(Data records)
/---

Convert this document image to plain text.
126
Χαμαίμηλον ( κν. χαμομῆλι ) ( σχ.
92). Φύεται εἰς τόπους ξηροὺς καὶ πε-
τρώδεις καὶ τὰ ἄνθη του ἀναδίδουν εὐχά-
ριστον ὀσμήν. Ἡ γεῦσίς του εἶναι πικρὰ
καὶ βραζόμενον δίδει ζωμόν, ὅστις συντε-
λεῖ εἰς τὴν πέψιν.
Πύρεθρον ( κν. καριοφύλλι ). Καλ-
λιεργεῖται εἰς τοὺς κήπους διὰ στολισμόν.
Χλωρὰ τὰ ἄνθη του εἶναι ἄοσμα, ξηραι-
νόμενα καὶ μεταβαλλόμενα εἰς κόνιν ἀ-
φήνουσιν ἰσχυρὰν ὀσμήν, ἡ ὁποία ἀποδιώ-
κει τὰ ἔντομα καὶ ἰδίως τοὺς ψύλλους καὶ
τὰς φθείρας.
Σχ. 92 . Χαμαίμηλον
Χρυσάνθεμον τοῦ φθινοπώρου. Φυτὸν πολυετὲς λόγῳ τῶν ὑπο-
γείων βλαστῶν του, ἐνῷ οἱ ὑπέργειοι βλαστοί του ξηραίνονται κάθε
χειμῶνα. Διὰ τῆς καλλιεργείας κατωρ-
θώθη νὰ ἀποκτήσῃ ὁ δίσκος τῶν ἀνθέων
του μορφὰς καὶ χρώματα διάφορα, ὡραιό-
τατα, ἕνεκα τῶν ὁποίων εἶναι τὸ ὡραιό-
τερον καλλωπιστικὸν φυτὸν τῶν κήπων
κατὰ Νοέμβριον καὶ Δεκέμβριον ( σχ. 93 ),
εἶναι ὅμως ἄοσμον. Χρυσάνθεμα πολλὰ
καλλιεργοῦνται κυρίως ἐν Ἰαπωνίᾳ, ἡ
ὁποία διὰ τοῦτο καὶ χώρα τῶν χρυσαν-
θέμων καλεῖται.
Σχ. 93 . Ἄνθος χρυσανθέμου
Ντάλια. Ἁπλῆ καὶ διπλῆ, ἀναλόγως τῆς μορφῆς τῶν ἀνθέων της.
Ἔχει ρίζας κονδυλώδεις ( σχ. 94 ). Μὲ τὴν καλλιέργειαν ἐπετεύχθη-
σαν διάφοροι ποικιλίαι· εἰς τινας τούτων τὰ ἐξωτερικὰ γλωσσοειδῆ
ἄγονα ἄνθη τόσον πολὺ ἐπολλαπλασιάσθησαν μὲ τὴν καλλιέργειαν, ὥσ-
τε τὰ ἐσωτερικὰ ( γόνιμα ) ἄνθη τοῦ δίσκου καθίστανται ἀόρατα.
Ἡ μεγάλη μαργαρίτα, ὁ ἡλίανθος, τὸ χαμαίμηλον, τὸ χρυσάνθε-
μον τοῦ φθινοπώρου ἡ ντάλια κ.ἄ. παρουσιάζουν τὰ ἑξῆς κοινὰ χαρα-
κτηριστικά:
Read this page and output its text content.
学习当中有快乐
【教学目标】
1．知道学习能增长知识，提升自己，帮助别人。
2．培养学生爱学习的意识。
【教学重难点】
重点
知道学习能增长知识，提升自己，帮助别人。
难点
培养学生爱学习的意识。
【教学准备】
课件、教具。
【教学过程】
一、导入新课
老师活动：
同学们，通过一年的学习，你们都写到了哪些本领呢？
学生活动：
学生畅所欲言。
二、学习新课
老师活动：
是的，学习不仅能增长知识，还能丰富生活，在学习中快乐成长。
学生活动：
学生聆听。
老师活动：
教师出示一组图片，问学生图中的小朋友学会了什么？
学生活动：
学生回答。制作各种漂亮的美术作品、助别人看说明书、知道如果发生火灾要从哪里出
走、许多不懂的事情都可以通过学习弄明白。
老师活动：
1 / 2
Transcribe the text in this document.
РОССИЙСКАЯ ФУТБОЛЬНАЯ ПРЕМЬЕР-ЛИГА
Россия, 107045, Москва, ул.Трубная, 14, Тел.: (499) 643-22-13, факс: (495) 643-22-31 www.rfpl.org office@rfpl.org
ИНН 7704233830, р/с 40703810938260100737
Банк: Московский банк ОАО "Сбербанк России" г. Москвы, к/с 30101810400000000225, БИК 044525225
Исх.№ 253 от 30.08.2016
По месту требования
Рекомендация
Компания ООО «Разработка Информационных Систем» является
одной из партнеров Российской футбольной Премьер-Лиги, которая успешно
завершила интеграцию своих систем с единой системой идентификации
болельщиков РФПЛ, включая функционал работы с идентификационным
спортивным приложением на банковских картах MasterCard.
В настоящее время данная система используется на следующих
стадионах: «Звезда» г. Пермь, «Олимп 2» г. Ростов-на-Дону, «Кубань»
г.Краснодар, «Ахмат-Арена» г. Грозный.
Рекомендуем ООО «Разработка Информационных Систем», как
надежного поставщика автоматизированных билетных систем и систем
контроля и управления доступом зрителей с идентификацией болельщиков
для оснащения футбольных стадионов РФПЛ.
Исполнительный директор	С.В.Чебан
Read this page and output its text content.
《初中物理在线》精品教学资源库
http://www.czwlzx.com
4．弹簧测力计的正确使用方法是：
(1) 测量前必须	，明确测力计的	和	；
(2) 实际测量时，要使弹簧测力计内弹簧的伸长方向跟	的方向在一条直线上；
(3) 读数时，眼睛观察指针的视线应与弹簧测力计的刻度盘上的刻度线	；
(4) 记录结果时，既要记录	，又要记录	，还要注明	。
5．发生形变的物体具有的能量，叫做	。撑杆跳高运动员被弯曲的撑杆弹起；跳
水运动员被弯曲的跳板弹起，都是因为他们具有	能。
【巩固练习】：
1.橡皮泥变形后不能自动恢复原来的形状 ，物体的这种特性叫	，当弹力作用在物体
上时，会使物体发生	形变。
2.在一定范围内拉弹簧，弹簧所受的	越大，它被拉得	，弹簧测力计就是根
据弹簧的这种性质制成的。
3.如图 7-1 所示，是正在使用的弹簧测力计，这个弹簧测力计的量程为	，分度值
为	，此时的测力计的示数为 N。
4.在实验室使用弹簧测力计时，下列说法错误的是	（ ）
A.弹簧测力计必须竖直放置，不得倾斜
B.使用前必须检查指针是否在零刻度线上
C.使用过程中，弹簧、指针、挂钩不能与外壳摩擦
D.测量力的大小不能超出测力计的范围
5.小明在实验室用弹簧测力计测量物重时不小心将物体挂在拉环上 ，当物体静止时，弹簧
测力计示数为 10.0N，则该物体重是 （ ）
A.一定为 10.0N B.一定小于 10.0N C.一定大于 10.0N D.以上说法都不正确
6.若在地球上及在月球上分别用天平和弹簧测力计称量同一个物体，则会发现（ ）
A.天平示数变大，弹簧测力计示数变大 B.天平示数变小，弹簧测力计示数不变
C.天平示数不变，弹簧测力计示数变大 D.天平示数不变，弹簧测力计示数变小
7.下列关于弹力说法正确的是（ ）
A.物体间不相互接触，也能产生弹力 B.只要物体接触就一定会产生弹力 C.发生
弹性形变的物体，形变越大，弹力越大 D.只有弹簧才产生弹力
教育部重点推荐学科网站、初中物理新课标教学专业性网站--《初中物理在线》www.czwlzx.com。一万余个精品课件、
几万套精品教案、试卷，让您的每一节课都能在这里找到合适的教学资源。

\---

■ **Given instruction**
Extract the whole listing, character for character.

■ **Answer to this task**
Convert this document image to plain text.
126
Χαμαίμηλον ( κν. χαμομῆλι ) ( σχ.
92). Φύεται εἰς τόπους ξηροὺς καὶ πε-
τρώδεις καὶ τὰ ἄνθη του ἀναδίδουν εὐχά-
ριστον ὀσμήν. Ἡ γεῦσίς του εἶναι πικρὰ
καὶ βραζόμενον δίδει ζωμόν, ὅστις συντε-
λεῖ εἰς τὴν πέψιν.
Πύρεθρον ( κν. καριοφύλλι ). Καλ-
λιεργεῖται εἰς τοὺς κήπους διὰ στολισμόν.
Χλωρὰ τὰ ἄνθη του εἶναι ἄοσμα, ξηραι-
νόμενα καὶ μεταβαλλόμενα εἰς κόνιν ἀ-
φήνουσιν ἰσχυρὰν ὀσμήν, ἡ ὁποία ἀποδιώ-
κει τὰ ἔντομα καὶ ἰδίως τοὺς ψύλλους καὶ
τὰς φθείρας.
Σχ. 92 . Χαμαίμηλον
Χρυσάνθεμον τοῦ φθινοπώρου. Φυτὸν πολυετὲς λόγῳ τῶν ὑπο-
γείων βλαστῶν του, ἐνῷ οἱ ὑπέργειοι βλαστοί του ξηραίνονται κάθε
χειμῶνα. Διὰ τῆς καλλιεργείας κατωρ-
θώθη νὰ ἀποκτήσῃ ὁ δίσκος τῶν ἀνθέων
του μορφὰς καὶ χρώματα διάφορα, ὡραιό-
τατα, ἕνεκα τῶν ὁποίων εἶναι τὸ ὡραιό-
τερον καλλωπιστικὸν φυτὸν τῶν κήπων
κατὰ Νοέμβριον καὶ Δεκέμβριον ( σχ. 93 ),
εἶναι ὅμως ἄοσμον. Χρυσάνθεμα πολλὰ
καλλιεργοῦνται κυρίως ἐν Ἰαπωνίᾳ, ἡ
ὁποία διὰ τοῦτο καὶ χώρα τῶν χρυσαν-
θέμων καλεῖται.
Σχ. 93 . Ἄνθος χρυσανθέμου
Ντάλια. Ἁπλῆ καὶ διπλῆ, ἀναλόγως τῆς μορφῆς τῶν ἀνθέων της.
Ἔχει ρίζας κονδυλώδεις ( σχ. 94 ). Μὲ τὴν καλλιέργειαν ἐπετεύχθη-
σαν διάφοροι ποικιλίαι· εἰς τινας τούτων τὰ ἐξωτερικὰ γλωσσοειδῆ
ἄγονα ἄνθη τόσον πολὺ ἐπολλαπλασιάσθησαν μὲ τὴν καλλιέργειαν, ὥσ-
τε τὰ ἐσωτερικὰ ( γόνιμα ) ἄνθη τοῦ δίσκου καθίστανται ἀόρατα.
Ἡ μεγάλη μαργαρίτα, ὁ ἡλίανθος, τὸ χαμαίμηλον, τὸ χρυσάνθε-
μον τοῦ φθινοπώρου ἡ ντάλια κ.ἄ. παρουσιάζουν τὰ ἑξῆς κοινὰ χαρα-
κτηριστικά:
Read this page and output its text content.
学习当中有快乐
【教学目标】
1．知道学习能增长知识，提升自己，帮助别人。
2．培养学生爱学习的意识。
【教学重难点】
重点
知道学习能增长知识，提升自己，帮助别人。
难点
培养学生爱学习的意识。
【教学准备】
课件、教具。
【教学过程】
一、导入新课
老师活动：
同学们，通过一年的学习，你们都写到了哪些本领呢？
学生活动：
学生畅所欲言。
二、学习新课
老师活动：
是的，学习不仅能增长知识，还能丰富生活，在学习中快乐成长。
学生活动：
学生聆听。
老师活动：
教师出示一组图片，问学生图中的小朋友学会了什么？
学生活动：
学生回答。制作各种漂亮的美术作品、助别人看说明书、知道如果发生火灾要从哪里出
走、许多不懂的事情都可以通过学习弄明白。
老师活动：
1 / 2
Transcribe the text in this document.
РОССИЙСКАЯ ФУТБОЛЬНАЯ ПРЕМЬЕР-ЛИГА
Россия, 107045, Москва, ул.Трубная, 14, Тел.: (499) 643-22-13, факс: (495) 643-22-31 www.rfpl.org office@rfpl.org
ИНН 7704233830, р/с 40703810938260100737
Банк: Московский банк ОАО "Сбербанк России" г. Москвы, к/с 30101810400000000225, БИК 044525225
Исх.№ 253 от 30.08.2016
По месту требования
Рекомендация
Компания ООО «Разработка Информационных Систем» является
одной из партнеров Российской футбольной Премьер-Лиги, которая успешно
завершила интеграцию своих систем с единой системой идентификации
болельщиков РФПЛ, включая функционал работы с идентификационным
спортивным приложением на банковских картах MasterCard.
В настоящее время данная система используется на следующих
стадионах: «Звезда» г. Пермь, «Олимп 2» г. Ростов-на-Дону, «Кубань»
г.Краснодар, «Ахмат-Арена» г. Грозный.
Рекомендуем ООО «Разработка Информационных Систем», как
надежного поставщика автоматизированных билетных систем и систем
контроля и управления доступом зрителей с идентификацией болельщиков
для оснащения футбольных стадионов РФПЛ.
Исполнительный директор	С.В.Чебан
Read this page and output its text content.
《初中物理在线》精品教学资源库
http://www.czwlzx.com
4．弹簧测力计的正确使用方法是：
(1) 测量前必须	，明确测力计的	和	；
(2) 实际测量时，要使弹簧测力计内弹簧的伸长方向跟	的方向在一条直线上；
(3) 读数时，眼睛观察指针的视线应与弹簧测力计的刻度盘上的刻度线	；
(4) 记录结果时，既要记录	，又要记录	，还要注明	。
5．发生形变的物体具有的能量，叫做	。撑杆跳高运动员被弯曲的撑杆弹起；跳
水运动员被弯曲的跳板弹起，都是因为他们具有	能。
【巩固练习】：
1.橡皮泥变形后不能自动恢复原来的形状 ，物体的这种特性叫	，当弹力作用在物体
上时，会使物体发生	形变。
2.在一定范围内拉弹簧，弹簧所受的	越大，它被拉得	，弹簧测力计就是根
据弹簧的这种性质制成的。
3.如图 7-1 所示，是正在使用的弹簧测力计，这个弹簧测力计的量程为	，分度值
为	，此时的测力计的示数为 N。
4.在实验室使用弹簧测力计时，下列说法错误的是	（ ）
A.弹簧测力计必须竖直放置，不得倾斜
B.使用前必须检查指针是否在零刻度线上
C.使用过程中，弹簧、指针、挂钩不能与外壳摩擦
D.测量力的大小不能超出测力计的范围
5.小明在实验室用弹簧测力计测量物重时不小心将物体挂在拉环上 ，当物体静止时，弹簧
测力计示数为 10.0N，则该物体重是 （ ）
A.一定为 10.0N B.一定小于 10.0N C.一定大于 10.0N D.以上说法都不正确
6.若在地球上及在月球上分别用天平和弹簧测力计称量同一个物体，则会发现（ ）
A.天平示数变大，弹簧测力计示数变大 B.天平示数变小，弹簧测力计示数不变
C.天平示数不变，弹簧测力计示数变大 D.天平示数不变，弹簧测力计示数变小
7.下列关于弹力说法正确的是（ ）
A.物体间不相互接触，也能产生弹力 B.只要物体接触就一定会产生弹力 C.发生
弹性形变的物体，形变越大，弹力越大 D.只有弹簧才产生弹力
教育部重点推荐学科网站、初中物理新课标教学专业性网站--《初中物理在线》www.czwlzx.com。一万余个精品课件、
几万套精品教案、试卷，让您的每一节课都能在这里找到合适的教学资源。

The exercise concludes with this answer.